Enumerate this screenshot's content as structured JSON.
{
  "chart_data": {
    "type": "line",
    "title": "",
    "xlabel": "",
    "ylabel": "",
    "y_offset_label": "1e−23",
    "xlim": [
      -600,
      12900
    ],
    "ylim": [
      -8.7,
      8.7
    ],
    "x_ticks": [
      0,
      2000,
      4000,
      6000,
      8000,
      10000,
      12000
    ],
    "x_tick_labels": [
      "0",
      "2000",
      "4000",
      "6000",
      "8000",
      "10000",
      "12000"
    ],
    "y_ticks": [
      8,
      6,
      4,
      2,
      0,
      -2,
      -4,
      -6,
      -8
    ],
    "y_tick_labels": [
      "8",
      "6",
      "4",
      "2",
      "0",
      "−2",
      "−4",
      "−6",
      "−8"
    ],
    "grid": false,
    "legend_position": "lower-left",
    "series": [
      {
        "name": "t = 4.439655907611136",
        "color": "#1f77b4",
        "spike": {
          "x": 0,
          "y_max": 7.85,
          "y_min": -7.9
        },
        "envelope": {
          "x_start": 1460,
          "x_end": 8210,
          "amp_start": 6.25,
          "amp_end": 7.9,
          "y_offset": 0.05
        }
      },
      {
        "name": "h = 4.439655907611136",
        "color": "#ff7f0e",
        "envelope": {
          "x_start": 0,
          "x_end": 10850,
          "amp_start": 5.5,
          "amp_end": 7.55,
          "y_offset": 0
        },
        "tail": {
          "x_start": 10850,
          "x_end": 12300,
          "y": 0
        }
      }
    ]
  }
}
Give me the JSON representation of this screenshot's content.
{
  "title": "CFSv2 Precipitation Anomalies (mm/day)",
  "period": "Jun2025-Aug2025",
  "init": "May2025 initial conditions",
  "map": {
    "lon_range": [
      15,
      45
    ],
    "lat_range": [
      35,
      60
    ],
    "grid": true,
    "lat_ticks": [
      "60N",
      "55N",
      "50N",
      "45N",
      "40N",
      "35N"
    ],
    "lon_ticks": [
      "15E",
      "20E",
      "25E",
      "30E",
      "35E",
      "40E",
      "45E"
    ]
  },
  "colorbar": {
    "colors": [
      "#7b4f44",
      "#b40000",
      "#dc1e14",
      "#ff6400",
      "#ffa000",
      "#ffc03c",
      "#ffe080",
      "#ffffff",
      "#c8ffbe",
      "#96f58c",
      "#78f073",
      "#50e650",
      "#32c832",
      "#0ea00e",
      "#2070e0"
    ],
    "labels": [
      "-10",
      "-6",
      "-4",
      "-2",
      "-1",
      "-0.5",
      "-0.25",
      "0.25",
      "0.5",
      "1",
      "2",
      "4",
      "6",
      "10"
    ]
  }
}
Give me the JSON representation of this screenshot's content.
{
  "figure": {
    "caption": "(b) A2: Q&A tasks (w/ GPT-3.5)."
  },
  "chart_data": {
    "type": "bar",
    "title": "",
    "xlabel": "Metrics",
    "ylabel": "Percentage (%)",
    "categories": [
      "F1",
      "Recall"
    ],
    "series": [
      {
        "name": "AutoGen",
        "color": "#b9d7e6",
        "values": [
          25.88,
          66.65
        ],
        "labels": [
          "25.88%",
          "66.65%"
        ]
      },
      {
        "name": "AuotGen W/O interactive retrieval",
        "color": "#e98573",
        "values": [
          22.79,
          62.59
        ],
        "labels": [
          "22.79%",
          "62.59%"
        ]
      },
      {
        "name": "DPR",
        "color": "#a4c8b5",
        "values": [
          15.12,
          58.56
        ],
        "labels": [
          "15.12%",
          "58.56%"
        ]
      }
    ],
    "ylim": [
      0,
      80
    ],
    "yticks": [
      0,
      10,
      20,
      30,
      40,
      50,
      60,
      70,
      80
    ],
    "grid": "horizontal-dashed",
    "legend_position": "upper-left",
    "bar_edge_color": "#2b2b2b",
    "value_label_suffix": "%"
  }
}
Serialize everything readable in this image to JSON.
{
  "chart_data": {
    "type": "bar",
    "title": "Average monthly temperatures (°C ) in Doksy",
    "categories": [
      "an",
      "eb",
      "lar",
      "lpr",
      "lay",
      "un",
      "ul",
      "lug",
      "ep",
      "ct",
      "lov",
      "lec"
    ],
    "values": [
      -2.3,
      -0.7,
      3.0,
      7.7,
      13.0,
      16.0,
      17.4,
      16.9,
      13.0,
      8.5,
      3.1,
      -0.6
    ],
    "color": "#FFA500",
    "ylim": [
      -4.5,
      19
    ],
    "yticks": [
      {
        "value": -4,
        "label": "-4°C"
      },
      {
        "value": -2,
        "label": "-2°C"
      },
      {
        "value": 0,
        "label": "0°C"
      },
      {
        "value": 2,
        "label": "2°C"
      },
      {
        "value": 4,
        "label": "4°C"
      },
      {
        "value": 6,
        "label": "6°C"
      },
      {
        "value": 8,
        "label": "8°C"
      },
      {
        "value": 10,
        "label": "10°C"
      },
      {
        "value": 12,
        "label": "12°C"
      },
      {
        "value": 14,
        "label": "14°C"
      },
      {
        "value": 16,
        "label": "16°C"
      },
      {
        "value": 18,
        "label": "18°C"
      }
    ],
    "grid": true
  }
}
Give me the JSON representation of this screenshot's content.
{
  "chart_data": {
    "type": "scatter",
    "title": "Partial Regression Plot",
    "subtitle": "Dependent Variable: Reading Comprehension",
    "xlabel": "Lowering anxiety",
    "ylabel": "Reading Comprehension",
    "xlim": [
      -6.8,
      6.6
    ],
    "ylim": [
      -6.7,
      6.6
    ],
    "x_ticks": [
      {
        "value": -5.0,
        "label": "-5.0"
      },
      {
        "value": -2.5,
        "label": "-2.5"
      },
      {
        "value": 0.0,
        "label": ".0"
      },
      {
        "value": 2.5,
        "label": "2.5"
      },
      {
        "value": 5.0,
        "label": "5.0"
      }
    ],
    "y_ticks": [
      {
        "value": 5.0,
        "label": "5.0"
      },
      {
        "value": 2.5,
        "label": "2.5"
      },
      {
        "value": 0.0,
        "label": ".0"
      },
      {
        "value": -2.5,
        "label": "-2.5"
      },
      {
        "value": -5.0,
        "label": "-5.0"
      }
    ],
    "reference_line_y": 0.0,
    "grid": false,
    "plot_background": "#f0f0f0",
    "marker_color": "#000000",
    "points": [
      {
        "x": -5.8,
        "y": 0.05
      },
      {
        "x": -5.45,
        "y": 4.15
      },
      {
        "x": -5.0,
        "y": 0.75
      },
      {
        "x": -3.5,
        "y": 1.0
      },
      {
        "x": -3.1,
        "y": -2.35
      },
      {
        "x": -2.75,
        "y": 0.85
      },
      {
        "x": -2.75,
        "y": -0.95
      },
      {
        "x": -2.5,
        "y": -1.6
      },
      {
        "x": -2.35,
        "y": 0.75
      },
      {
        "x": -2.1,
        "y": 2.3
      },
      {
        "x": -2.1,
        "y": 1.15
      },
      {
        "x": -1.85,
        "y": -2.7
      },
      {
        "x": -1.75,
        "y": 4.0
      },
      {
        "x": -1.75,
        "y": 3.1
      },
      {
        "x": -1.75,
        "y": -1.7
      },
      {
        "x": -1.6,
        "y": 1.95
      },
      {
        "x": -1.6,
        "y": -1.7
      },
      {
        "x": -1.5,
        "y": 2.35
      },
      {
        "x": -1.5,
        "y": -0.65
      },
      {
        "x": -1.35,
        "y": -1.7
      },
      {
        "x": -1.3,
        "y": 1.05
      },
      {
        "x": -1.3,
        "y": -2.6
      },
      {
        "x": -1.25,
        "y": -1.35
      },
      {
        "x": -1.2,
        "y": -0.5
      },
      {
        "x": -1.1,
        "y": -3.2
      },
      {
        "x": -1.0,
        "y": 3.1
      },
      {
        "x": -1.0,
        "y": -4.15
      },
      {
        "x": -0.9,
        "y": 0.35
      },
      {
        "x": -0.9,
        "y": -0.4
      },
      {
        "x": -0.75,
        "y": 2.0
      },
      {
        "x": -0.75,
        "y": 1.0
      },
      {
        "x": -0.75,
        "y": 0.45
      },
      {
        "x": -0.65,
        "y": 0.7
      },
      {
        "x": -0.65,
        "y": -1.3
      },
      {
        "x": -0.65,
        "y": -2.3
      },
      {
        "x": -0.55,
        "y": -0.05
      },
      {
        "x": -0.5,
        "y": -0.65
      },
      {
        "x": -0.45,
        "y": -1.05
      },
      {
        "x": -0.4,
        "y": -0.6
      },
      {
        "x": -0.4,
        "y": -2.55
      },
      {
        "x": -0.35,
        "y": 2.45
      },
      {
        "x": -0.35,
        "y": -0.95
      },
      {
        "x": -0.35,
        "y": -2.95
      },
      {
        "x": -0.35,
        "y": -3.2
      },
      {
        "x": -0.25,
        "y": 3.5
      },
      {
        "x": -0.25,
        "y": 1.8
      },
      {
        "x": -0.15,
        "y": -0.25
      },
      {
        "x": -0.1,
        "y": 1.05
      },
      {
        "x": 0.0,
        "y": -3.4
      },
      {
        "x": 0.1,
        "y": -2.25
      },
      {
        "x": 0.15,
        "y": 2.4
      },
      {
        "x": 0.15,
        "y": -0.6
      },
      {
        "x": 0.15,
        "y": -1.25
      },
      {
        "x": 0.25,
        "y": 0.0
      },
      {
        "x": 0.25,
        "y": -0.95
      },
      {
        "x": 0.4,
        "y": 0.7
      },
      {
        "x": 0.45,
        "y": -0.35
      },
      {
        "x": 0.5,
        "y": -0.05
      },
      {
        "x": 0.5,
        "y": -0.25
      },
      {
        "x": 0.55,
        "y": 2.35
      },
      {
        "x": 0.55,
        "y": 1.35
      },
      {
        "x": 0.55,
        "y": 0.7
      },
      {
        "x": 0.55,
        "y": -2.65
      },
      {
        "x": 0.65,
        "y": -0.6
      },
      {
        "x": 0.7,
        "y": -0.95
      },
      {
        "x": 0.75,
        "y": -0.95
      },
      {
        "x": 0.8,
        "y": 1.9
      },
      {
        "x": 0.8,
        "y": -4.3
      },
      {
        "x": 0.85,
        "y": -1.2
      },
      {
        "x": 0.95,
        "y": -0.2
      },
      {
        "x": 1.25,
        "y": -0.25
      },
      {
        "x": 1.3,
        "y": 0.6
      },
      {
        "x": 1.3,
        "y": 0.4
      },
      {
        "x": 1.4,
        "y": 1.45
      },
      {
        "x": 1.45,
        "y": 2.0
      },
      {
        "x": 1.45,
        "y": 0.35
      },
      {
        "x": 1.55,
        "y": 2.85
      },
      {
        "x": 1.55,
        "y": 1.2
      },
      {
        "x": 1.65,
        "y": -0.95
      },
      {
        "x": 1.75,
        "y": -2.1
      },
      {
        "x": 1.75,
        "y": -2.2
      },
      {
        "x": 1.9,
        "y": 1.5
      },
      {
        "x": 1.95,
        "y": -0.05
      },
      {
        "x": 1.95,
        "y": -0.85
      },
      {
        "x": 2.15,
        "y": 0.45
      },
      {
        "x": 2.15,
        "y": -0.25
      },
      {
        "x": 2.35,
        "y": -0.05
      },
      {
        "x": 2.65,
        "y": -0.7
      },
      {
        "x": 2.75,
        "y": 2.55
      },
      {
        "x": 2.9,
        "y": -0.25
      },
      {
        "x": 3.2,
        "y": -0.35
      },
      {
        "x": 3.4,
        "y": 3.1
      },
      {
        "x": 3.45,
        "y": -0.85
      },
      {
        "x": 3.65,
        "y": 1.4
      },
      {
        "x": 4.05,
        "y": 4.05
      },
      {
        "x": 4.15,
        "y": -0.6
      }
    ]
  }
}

▶ [BRIEF] Check each line in the listing above for the string "Reading", then report how many lines contain it, with no other text.

▶ [SOLUTION TO THIS EXERCISE] 2